Short exercise » Copy each line below without leaving any out.

Task inputs »
▼

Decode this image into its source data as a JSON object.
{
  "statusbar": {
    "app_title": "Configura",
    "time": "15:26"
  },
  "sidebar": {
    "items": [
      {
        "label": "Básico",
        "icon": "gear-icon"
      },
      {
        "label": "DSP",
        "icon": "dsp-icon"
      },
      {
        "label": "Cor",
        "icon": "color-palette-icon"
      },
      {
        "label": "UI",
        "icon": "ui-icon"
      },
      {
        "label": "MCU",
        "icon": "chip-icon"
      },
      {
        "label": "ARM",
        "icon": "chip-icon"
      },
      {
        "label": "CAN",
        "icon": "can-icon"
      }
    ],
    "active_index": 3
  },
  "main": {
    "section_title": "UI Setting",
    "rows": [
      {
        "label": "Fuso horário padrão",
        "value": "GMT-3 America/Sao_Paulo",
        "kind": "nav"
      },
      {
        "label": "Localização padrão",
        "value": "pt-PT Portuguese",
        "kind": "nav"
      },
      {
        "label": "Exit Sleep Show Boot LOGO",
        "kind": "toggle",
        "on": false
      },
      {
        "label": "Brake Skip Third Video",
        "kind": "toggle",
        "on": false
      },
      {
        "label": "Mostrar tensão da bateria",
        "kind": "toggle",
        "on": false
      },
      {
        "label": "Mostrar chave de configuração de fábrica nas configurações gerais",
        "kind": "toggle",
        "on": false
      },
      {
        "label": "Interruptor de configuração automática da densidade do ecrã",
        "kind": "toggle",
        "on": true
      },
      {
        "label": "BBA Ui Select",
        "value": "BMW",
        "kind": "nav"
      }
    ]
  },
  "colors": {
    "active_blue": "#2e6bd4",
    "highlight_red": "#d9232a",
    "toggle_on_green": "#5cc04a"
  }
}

▲

Finished task »
Decode this image into its source data as a JSON object.
{
  "statusbar": {
    "app_title": "Configura",
    "time": "15:26"
  },
  "sidebar": {
    "items": [
      {
        "label": "Básico",
        "icon": "gear-icon"
      },
      {
        "label": "DSP",
        "icon": "dsp-icon"
      },
      {
        "label": "Cor",
        "icon": "color-palette-icon"
      },
      {
        "label": "UI",
        "icon": "ui-icon"
      },
      {
        "label": "MCU",
        "icon": "chip-icon"
      },
      {
        "label": "ARM",
        "icon": "chip-icon"
      },
      {
        "label": "CAN",
        "icon": "can-icon"
      }
    ],
    "active_index": 3
  },
  "main": {
    "section_title": "UI Setting",
    "rows": [
      {
        "label": "Fuso horário padrão",
        "value": "GMT-3 America/Sao_Paulo",
        "kind": "nav"
      },
      {
        "label": "Localização padrão",
        "value": "pt-PT Portuguese",
        "kind": "nav"
      },
      {
        "label": "Exit Sleep Show Boot LOGO",
        "kind": "toggle",
        "on": false
      },
      {
        "label": "Brake Skip Third Video",
        "kind": "toggle",
        "on": false
      },
      {
        "label": "Mostrar tensão da bateria",
        "kind": "toggle",
        "on": false
      },
      {
        "label": "Mostrar chave de configuração de fábrica nas configurações gerais",
        "kind": "toggle",
        "on": false
      },
      {
        "label": "Interruptor de configuração automática da densidade do ecrã",
        "kind": "toggle",
        "on": true
      },
      {
        "label": "BBA Ui Select",
        "value": "BMW",
        "kind": "nav"
      }
    ]
  },
  "colors": {
    "active_blue": "#2e6bd4",
    "highlight_red": "#d9232a",
    "toggle_on_green": "#5cc04a"
  }
}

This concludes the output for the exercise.